>>>

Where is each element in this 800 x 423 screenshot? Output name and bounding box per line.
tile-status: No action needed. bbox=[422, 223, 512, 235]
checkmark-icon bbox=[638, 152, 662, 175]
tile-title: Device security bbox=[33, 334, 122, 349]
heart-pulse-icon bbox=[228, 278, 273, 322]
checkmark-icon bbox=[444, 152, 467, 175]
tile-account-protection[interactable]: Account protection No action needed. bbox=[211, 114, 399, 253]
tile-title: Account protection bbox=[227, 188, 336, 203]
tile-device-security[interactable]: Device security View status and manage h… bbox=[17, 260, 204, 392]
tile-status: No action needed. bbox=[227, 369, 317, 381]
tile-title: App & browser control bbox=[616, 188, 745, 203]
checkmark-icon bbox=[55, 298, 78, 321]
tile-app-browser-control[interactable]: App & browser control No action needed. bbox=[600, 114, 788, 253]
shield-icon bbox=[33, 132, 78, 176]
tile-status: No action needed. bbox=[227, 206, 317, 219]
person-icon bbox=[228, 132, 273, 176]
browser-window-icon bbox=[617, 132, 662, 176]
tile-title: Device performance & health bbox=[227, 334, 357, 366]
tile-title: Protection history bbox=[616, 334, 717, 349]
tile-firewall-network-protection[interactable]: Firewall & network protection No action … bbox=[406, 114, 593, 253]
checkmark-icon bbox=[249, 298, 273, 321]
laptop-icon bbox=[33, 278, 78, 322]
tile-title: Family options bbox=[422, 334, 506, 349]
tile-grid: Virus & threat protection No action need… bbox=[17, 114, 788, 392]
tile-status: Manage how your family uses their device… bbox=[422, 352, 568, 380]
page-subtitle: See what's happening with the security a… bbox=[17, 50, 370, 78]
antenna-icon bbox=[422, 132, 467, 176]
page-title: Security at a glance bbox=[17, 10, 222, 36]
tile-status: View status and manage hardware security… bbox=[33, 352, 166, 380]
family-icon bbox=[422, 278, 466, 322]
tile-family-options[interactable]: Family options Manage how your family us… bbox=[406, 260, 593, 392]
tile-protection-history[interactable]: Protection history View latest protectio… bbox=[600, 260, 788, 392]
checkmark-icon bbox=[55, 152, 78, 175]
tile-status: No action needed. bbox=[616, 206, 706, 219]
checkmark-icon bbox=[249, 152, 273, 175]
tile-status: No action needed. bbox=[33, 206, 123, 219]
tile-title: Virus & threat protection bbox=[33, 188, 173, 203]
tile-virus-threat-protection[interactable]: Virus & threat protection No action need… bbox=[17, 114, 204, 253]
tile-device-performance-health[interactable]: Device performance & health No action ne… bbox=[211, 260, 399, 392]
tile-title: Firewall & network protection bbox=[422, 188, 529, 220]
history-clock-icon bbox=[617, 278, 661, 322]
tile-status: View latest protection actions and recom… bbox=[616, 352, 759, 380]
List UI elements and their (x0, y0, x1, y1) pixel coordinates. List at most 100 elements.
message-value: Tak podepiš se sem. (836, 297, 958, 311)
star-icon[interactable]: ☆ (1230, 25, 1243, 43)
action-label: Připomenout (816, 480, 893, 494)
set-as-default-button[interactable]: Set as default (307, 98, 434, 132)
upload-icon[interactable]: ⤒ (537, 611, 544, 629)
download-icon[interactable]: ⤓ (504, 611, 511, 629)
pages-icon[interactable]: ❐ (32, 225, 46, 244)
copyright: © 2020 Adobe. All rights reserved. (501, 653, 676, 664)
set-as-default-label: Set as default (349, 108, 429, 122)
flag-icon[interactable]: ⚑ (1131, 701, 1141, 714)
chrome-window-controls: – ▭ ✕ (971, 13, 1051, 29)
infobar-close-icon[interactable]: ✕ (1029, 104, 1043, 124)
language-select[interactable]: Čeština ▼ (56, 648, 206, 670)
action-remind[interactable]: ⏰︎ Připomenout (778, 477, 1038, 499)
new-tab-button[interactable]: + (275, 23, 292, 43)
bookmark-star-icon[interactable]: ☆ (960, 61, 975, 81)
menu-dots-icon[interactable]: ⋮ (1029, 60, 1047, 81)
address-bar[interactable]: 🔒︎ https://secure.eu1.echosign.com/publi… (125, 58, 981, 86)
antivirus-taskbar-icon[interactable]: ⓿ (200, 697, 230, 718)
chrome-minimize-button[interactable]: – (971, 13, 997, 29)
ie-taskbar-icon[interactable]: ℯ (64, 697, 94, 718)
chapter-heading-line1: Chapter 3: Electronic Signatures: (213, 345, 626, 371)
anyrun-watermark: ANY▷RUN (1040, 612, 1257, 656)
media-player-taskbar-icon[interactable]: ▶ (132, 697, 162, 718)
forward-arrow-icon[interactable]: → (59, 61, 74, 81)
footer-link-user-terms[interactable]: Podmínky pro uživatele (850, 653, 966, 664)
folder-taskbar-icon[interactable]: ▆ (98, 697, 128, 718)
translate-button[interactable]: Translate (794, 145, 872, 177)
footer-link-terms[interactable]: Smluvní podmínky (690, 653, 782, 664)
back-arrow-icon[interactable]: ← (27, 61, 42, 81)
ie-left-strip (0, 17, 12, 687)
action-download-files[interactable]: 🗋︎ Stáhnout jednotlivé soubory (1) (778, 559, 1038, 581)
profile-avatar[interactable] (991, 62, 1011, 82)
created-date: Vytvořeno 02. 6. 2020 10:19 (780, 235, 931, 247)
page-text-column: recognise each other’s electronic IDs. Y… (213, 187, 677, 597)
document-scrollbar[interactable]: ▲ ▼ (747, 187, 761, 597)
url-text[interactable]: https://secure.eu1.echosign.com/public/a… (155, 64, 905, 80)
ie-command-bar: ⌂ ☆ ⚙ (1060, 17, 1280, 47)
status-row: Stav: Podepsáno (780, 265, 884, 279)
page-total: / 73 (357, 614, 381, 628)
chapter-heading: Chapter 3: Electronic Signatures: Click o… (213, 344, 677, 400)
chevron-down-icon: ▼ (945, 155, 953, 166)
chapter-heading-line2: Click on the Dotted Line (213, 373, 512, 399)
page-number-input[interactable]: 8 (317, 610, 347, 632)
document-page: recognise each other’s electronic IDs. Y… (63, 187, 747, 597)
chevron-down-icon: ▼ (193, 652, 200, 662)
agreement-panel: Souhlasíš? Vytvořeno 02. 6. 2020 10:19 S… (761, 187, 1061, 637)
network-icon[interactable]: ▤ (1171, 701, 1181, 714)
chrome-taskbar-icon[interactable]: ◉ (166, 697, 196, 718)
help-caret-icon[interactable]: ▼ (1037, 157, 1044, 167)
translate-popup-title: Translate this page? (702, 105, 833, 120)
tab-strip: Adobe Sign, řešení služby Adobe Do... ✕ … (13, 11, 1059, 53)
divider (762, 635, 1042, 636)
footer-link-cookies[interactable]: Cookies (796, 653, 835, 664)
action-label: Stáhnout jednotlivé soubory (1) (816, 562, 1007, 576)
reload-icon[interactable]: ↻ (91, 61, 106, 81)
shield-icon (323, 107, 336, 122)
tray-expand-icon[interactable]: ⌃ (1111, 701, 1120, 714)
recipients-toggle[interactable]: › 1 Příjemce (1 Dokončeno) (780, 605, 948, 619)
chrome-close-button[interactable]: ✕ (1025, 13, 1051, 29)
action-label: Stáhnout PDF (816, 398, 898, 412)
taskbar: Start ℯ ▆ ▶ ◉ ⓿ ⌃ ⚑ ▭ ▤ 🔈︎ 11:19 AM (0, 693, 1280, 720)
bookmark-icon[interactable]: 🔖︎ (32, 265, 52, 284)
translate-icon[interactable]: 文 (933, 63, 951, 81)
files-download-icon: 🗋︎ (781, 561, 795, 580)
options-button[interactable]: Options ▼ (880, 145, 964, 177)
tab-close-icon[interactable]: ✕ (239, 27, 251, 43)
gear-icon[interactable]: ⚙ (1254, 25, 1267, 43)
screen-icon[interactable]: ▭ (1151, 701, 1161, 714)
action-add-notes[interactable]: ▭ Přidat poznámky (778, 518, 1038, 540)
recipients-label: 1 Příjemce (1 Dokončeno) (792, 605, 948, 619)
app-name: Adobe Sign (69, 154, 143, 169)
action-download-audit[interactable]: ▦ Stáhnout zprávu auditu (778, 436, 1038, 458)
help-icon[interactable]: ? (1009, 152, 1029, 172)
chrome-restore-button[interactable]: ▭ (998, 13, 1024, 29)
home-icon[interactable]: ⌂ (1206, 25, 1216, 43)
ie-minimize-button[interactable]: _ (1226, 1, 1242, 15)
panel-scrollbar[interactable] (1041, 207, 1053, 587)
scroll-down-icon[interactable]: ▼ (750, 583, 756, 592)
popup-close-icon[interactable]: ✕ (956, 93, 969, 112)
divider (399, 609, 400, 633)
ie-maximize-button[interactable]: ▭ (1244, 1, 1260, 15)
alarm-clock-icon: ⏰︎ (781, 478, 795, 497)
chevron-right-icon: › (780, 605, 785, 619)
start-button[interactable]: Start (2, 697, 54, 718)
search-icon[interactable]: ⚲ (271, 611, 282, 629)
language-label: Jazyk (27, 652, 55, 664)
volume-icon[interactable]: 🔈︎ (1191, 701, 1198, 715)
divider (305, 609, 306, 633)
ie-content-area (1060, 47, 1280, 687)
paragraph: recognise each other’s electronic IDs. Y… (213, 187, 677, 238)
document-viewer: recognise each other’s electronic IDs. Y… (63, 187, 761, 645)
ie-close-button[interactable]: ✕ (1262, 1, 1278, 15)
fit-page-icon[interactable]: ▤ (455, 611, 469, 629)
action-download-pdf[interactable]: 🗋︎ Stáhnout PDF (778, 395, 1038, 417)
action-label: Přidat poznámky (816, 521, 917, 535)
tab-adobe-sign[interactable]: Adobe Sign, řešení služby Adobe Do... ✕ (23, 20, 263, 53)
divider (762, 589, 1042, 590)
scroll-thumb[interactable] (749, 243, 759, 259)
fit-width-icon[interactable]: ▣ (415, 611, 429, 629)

<<<

YOUR ASSIGNMENT: Please say how many lines in the records above contain the word "threat", giving the number alone.

OUTPUT OF THE TASK: 3